Exercise: In your copy, leave out the pictures and repeat the entries below exactly.

— BEGIN —

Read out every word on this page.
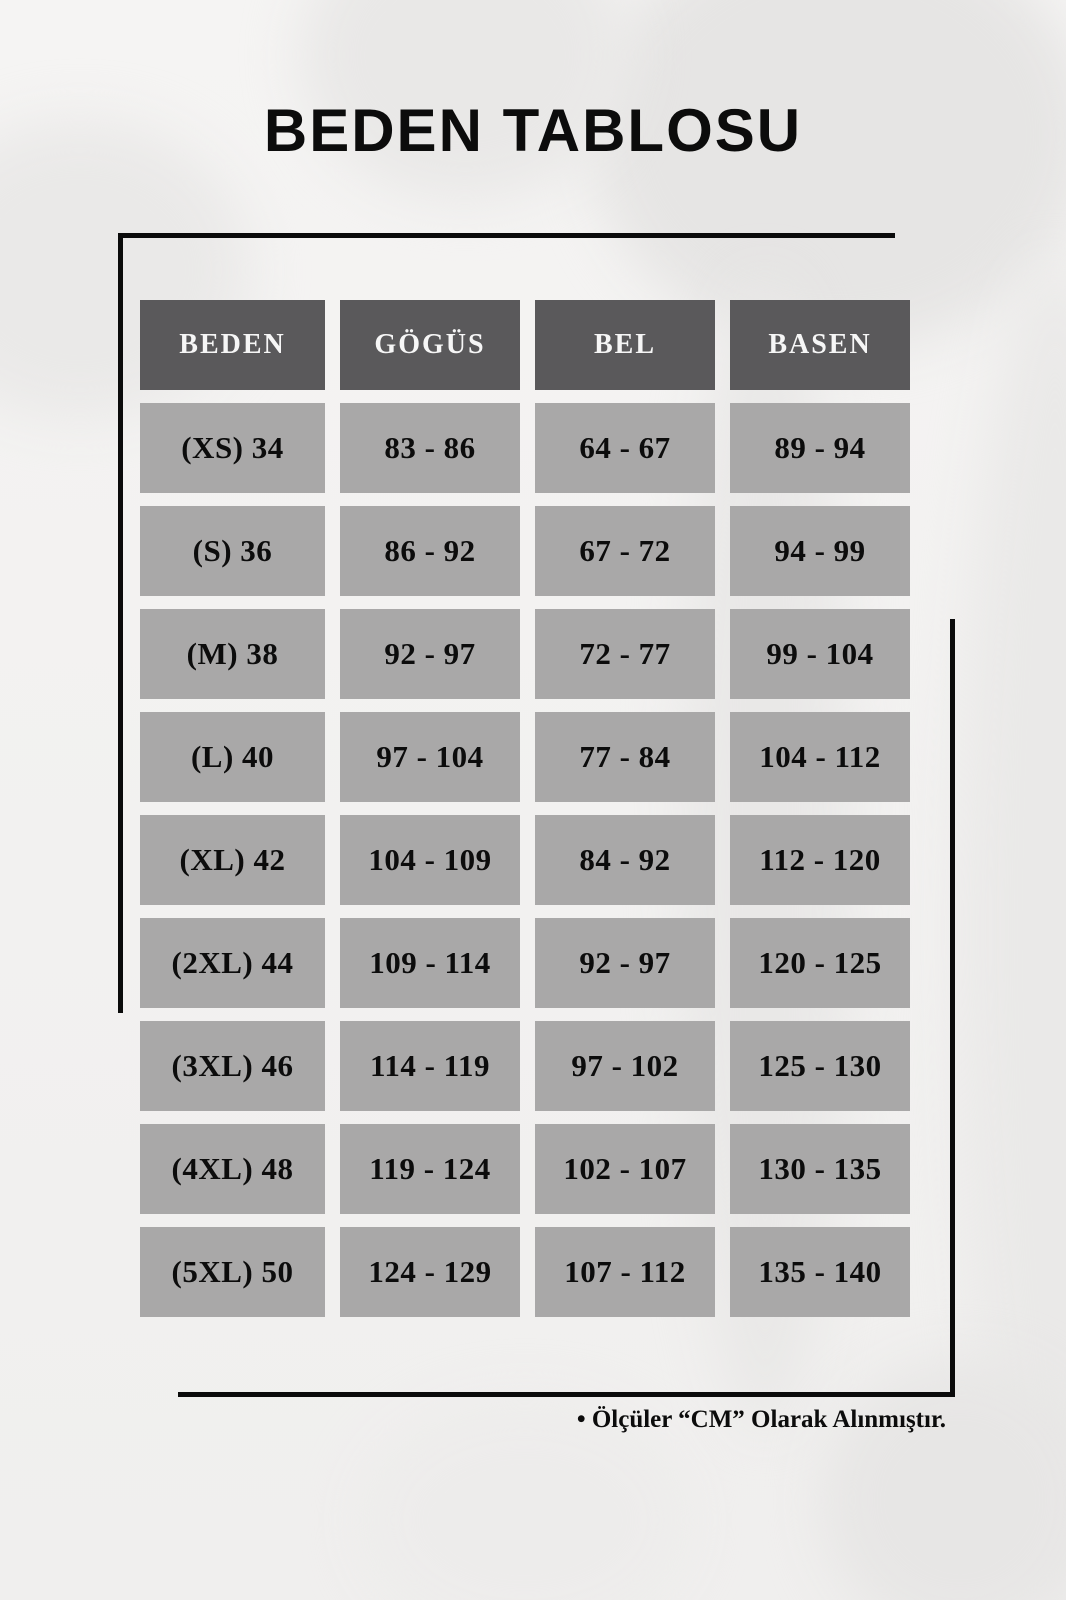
BEDEN TABLOSU
BEDEN	GÖGÜS	BEL	BASEN
(XS) 34	83 - 86	64 - 67	89 - 94
(S) 36	86 - 92	67 - 72	94 - 99
(M) 38	92 - 97	72 - 77	99 - 104
(L) 40	97 - 104	77 - 84	104 - 112
(XL) 42	104 - 109	84 - 92	112 - 120
(2XL) 44	109 - 114	92 - 97	120 - 125
(3XL) 46	114 - 119	97 - 102	125 - 130
(4XL) 48	119 - 124	102 - 107	130 - 135
(5XL) 50	124 - 129	107 - 112	135 - 140
• Ölçüler “CM” Olarak Alınmıştır.
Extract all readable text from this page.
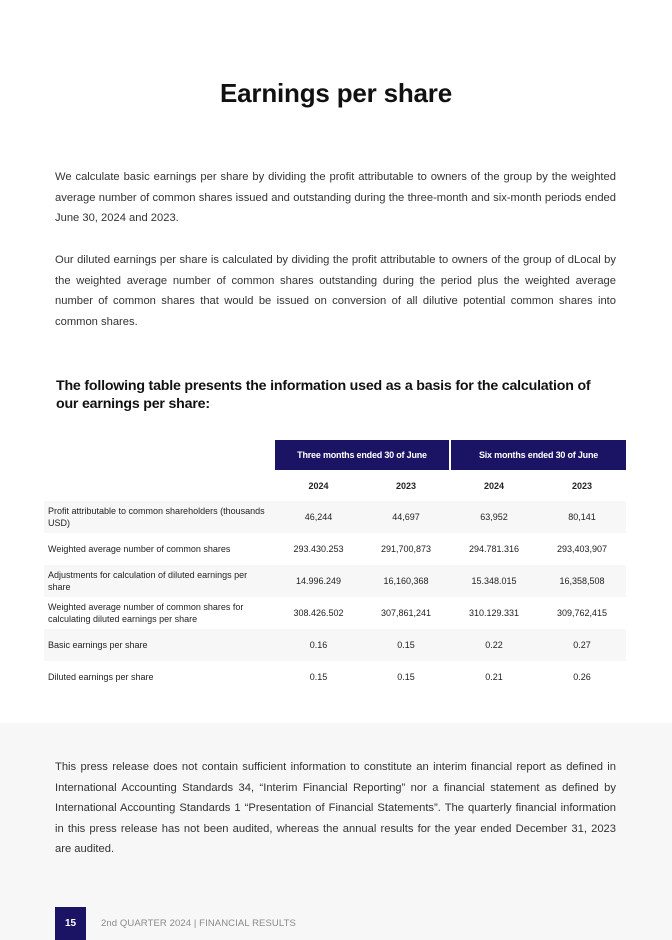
Earnings per share

We calculate basic earnings per share by dividing the profit attributable to owners of the group by the weighted average number of common shares issued and outstanding during the three-month and six-month periods ended June 30, 2024 and 2023.

Our diluted earnings per share is calculated by dividing the profit attributable to owners of the group of dLocal by the weighted average number of common shares outstanding during the period plus the weighted average number of common shares that would be issued on conversion of all dilutive potential common shares into common shares.

The following table presents the information used as a basis for the calculation of our earnings per share:
	Three months ended 30 of June		Six months ended 30 of June	
	2024	2023	2024	2023
Profit attributable to common shareholders (thousands USD)	46,244	44,697	63,952	80,141
Weighted average number of common shares	293.430.253	291,700,873	294.781.316	293,403,907
Adjustments for calculation of diluted earnings per share	14.996.249	16,160,368	15.348.015	16,358,508
Weighted average number of common shares for calculating diluted earnings per share	308.426.502	307,861,241	310.129.331	309,762,415
Basic earnings per share	0.16	0.15	0.22	0.27
Diluted earnings per share	0.15	0.15	0.21	0.26

This press release does not contain sufficient information to constitute an interim financial report as defined in International Accounting Standards 34, “Interim Financial Reporting” nor a financial statement as defined by International Accounting Standards 1 “Presentation of Financial Statements”. The quarterly financial information in this press release has not been audited, whereas the annual results for the year ended December 31, 2023 are audited.

15	2nd QUARTER 2024 | FINANCIAL RESULTS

— END —

Answer to the task:
Read out every word on this page.
BEDEN TABLOSU
BEDEN	GÖGÜS	BEL	BASEN
(XS) 34	83 - 86	64 - 67	89 - 94
(S) 36	86 - 92	67 - 72	94 - 99
(M) 38	92 - 97	72 - 77	99 - 104
(L) 40	97 - 104	77 - 84	104 - 112
(XL) 42	104 - 109	84 - 92	112 - 120
(2XL) 44	109 - 114	92 - 97	120 - 125
(3XL) 46	114 - 119	97 - 102	125 - 130
(4XL) 48	119 - 124	102 - 107	130 - 135
(5XL) 50	124 - 129	107 - 112	135 - 140
• Ölçüler “CM” Olarak Alınmıştır.
Extract all readable text from this page.
Earnings per share

We calculate basic earnings per share by dividing the profit attributable to owners of the group by the weighted average number of common shares issued and outstanding during the three-month and six-month periods ended June 30, 2024 and 2023.

Our diluted earnings per share is calculated by dividing the profit attributable to owners of the group of dLocal by the weighted average number of common shares outstanding during the period plus the weighted average number of common shares that would be issued on conversion of all dilutive potential common shares into common shares.

The following table presents the information used as a basis for the calculation of our earnings per share:
	Three months ended 30 of June		Six months ended 30 of June	
	2024	2023	2024	2023
Profit attributable to common shareholders (thousands USD)	46,244	44,697	63,952	80,141
Weighted average number of common shares	293.430.253	291,700,873	294.781.316	293,403,907
Adjustments for calculation of diluted earnings per share	14.996.249	16,160,368	15.348.015	16,358,508
Weighted average number of common shares for calculating diluted earnings per share	308.426.502	307,861,241	310.129.331	309,762,415
Basic earnings per share	0.16	0.15	0.22	0.27
Diluted earnings per share	0.15	0.15	0.21	0.26

This press release does not contain sufficient information to constitute an interim financial report as defined in International Accounting Standards 34, “Interim Financial Reporting” nor a financial statement as defined by International Accounting Standards 1 “Presentation of Financial Statements”. The quarterly financial information in this press release has not been audited, whereas the annual results for the year ended December 31, 2023 are audited.

15	2nd QUARTER 2024 | FINANCIAL RESULTS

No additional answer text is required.